[Data entries]
^^^^

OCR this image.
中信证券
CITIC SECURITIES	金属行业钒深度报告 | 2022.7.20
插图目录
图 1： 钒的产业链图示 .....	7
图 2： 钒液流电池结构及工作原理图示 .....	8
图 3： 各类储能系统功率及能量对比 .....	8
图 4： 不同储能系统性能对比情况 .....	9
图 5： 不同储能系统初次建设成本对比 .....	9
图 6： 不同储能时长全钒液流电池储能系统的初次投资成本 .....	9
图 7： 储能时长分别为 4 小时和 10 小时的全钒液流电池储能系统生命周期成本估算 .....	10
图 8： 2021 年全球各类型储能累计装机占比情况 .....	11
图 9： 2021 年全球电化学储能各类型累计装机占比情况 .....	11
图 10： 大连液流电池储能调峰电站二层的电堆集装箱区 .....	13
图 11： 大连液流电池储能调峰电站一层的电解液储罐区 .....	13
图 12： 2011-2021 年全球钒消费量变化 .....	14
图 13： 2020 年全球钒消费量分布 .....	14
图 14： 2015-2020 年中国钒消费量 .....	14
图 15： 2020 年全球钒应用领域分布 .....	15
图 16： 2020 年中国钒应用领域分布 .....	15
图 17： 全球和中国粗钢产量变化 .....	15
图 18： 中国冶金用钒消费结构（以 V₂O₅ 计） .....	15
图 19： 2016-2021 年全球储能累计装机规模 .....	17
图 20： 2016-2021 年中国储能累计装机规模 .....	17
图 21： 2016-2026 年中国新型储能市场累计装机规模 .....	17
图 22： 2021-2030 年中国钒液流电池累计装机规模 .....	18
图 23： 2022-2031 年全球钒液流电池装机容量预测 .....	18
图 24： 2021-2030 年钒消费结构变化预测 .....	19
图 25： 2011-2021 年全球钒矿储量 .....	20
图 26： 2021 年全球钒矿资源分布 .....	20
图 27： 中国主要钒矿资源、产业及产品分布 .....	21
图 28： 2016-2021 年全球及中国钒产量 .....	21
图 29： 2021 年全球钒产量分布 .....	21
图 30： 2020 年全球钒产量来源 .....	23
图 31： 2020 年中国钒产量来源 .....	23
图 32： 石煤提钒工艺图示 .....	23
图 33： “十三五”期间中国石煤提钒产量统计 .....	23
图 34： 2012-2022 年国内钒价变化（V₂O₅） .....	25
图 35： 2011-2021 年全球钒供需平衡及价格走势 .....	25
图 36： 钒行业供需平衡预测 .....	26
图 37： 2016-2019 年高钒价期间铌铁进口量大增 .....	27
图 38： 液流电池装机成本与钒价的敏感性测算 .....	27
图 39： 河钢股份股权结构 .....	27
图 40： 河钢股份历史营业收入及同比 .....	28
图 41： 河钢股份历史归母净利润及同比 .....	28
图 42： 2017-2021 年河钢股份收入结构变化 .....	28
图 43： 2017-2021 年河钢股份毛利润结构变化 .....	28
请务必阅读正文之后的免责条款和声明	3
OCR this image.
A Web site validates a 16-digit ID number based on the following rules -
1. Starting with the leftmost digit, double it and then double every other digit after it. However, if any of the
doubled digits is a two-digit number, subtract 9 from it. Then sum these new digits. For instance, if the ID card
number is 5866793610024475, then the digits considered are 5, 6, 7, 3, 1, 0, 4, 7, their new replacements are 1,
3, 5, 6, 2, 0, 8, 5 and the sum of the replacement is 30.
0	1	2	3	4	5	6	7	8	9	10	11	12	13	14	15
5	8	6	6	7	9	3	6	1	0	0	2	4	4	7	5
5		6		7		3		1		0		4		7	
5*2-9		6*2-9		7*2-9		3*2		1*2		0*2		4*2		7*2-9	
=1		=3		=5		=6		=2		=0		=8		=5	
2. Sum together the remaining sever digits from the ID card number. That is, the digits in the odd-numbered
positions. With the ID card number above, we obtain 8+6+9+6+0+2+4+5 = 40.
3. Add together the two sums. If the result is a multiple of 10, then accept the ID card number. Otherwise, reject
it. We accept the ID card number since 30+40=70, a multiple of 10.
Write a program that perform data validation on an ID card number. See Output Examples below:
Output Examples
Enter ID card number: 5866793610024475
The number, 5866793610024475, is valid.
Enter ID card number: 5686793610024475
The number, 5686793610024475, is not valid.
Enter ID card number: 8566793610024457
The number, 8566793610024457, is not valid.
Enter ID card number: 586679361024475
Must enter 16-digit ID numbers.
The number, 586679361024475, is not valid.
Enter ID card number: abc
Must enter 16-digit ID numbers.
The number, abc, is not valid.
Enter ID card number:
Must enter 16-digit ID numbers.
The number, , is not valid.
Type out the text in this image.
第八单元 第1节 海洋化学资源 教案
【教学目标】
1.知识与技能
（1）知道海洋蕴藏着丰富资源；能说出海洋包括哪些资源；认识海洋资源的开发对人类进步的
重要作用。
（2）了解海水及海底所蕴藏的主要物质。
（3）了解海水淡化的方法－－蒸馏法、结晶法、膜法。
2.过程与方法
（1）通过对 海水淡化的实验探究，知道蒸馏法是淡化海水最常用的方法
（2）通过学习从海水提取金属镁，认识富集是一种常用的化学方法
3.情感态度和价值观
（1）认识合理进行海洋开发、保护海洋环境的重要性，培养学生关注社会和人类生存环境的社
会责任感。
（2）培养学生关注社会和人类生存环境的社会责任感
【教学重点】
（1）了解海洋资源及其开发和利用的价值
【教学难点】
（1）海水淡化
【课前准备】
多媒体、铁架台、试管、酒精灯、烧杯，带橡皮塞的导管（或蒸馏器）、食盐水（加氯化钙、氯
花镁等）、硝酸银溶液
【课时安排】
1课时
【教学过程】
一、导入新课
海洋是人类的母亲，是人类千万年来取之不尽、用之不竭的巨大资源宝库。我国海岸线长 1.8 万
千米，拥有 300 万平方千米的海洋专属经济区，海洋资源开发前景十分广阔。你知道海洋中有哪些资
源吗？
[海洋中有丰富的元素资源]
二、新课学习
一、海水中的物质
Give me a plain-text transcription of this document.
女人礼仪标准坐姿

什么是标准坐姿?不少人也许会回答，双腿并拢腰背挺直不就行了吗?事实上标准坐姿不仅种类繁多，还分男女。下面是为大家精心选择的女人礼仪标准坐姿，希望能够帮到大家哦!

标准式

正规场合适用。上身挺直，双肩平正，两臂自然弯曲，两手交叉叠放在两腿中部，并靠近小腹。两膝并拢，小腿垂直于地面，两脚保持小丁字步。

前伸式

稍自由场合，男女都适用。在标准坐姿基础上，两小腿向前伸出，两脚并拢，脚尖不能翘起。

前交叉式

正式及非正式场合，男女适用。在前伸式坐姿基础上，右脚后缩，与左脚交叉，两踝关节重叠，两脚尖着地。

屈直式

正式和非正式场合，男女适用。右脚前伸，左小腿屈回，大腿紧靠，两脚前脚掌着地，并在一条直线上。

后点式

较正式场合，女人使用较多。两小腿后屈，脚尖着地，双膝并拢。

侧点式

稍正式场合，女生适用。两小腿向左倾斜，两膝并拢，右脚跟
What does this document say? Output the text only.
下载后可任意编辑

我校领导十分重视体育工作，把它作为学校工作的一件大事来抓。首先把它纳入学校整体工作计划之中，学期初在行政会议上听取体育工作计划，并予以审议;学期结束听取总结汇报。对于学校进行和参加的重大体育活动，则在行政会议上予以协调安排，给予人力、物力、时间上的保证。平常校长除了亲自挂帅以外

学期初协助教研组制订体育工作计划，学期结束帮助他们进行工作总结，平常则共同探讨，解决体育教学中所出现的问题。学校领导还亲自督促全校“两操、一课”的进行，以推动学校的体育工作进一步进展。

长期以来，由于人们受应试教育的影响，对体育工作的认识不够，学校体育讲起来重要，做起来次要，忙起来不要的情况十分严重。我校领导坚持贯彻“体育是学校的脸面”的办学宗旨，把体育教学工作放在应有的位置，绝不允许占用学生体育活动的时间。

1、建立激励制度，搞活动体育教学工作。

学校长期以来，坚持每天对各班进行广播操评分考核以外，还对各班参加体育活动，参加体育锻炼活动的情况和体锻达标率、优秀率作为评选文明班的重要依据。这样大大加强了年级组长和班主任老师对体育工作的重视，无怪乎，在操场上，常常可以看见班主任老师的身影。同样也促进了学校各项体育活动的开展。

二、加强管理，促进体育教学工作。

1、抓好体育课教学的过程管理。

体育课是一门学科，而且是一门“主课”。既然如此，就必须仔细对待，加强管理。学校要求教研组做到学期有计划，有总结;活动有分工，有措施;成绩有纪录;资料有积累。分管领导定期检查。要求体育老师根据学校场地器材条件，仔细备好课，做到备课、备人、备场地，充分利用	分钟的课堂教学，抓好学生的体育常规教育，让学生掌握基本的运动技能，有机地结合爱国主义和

^^^^

** Task details **
Gather every line from the listing above in which "男女适用" appears, and copy those lines.

** Solution for this problem **
正式及非正式场合，男女适用。在前伸式坐姿基础上，右脚后缩，与左脚交叉，两踝关节重叠，两脚尖着地。
正式和非正式场合，男女适用。右脚前伸，左小腿屈回，大腿紧靠，两脚前脚掌着地，并在一条直线上。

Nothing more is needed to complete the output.